# start of EXERCISE INPUTS

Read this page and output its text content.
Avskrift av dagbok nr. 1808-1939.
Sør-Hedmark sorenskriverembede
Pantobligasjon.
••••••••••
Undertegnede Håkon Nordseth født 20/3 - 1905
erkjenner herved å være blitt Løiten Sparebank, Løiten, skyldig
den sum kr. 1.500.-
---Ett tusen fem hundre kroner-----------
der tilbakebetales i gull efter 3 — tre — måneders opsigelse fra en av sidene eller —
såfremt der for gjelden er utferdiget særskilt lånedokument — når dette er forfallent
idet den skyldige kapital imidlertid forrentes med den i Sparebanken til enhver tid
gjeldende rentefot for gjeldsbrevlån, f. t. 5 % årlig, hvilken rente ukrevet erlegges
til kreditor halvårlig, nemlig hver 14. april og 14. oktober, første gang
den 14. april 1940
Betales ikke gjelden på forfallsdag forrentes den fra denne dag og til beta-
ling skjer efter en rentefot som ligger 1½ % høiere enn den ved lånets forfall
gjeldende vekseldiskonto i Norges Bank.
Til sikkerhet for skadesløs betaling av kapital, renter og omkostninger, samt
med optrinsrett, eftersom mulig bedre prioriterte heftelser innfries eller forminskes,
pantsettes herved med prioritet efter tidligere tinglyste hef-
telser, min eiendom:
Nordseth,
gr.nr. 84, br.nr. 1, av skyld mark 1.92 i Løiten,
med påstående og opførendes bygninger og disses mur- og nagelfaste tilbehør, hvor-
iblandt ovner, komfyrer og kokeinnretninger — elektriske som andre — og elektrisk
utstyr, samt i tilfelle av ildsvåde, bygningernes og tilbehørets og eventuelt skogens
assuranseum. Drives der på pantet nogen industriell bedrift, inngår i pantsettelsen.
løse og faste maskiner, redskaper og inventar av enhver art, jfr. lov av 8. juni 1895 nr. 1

# end of EXERCISE INPUTS

> **WHAT YOU SHOULD DO**: Transcribe all of the entries without altering anything.

> **ANSWER TO THIS EXERCISE**:
Read this page and output its text content.
Avskrift av dagbok nr. 1808-1939.
Sør-Hedmark sorenskriverembede
Pantobligasjon.
••••••••••
Undertegnede Håkon Nordseth født 20/3 - 1905
erkjenner herved å være blitt Løiten Sparebank, Løiten, skyldig
den sum kr. 1.500.-
---Ett tusen fem hundre kroner-----------
der tilbakebetales i gull efter 3 — tre — måneders opsigelse fra en av sidene eller —
såfremt der for gjelden er utferdiget særskilt lånedokument — når dette er forfallent
idet den skyldige kapital imidlertid forrentes med den i Sparebanken til enhver tid
gjeldende rentefot for gjeldsbrevlån, f. t. 5 % årlig, hvilken rente ukrevet erlegges
til kreditor halvårlig, nemlig hver 14. april og 14. oktober, første gang
den 14. april 1940
Betales ikke gjelden på forfallsdag forrentes den fra denne dag og til beta-
ling skjer efter en rentefot som ligger 1½ % høiere enn den ved lånets forfall
gjeldende vekseldiskonto i Norges Bank.
Til sikkerhet for skadesløs betaling av kapital, renter og omkostninger, samt
med optrinsrett, eftersom mulig bedre prioriterte heftelser innfries eller forminskes,
pantsettes herved med prioritet efter tidligere tinglyste hef-
telser, min eiendom:
Nordseth,
gr.nr. 84, br.nr. 1, av skyld mark 1.92 i Løiten,
med påstående og opførendes bygninger og disses mur- og nagelfaste tilbehør, hvor-
iblandt ovner, komfyrer og kokeinnretninger — elektriske som andre — og elektrisk
utstyr, samt i tilfelle av ildsvåde, bygningernes og tilbehørets og eventuelt skogens
assuranseum. Drives der på pantet nogen industriell bedrift, inngår i pantsettelsen.
løse og faste maskiner, redskaper og inventar av enhver art, jfr. lov av 8. juni 1895 nr. 1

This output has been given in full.